Stored items:
——

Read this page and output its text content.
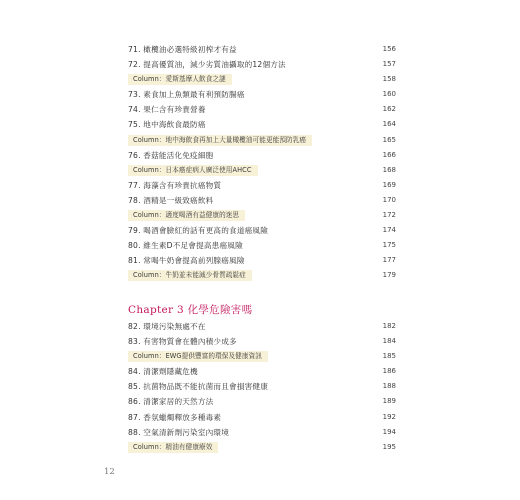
71. 橄欖油必選特級初榨才有益	156
72. 提高優質油，減少劣質油攝取的12個方法	157
Column：愛斯基摩人飲食之謎	158
73. 素食加上魚類最有利預防腸癌	160
74. 果仁含有珍貴營養	162
75. 地中海飲食最防癌	164
Column：地中海飲食再加上大量橄欖油可能更能預防乳癌	165
76. 香菇能活化免疫細胞	166
Column：日本癌症病人廣泛使用AHCC	168
77. 海藻含有珍貴抗癌物質	169
78. 酒精是一級致癌飲料	170
Column：適度喝酒有益健康的迷思	172
79. 喝酒會臉紅的話有更高的食道癌風險	174
80. 維生素D不足會提高患癌風險	175
81. 常喝牛奶會提高前列腺癌風險	177
Column：牛奶並未能減少骨質疏鬆症	179
Chapter 3 化學危險害嗎
82. 環境污染無處不在	182
83. 有害物質會在體內積少成多	184
Column：EWG提供豐富的環保及健康資訊	185
84. 清潔劑隱藏危機	186
85. 抗菌物品既不能抗菌而且會損害健康	188
86. 清潔家居的天然方法	189
87. 香氛蠟燭釋放多種毒素	192
88. 空氣清新劑污染室內環境	194
Column：精油有健康療效	195
12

——

What is asked - In the data above, count the lines where the word "Column" appears; reply with the number only.

Solution for this exercise - 7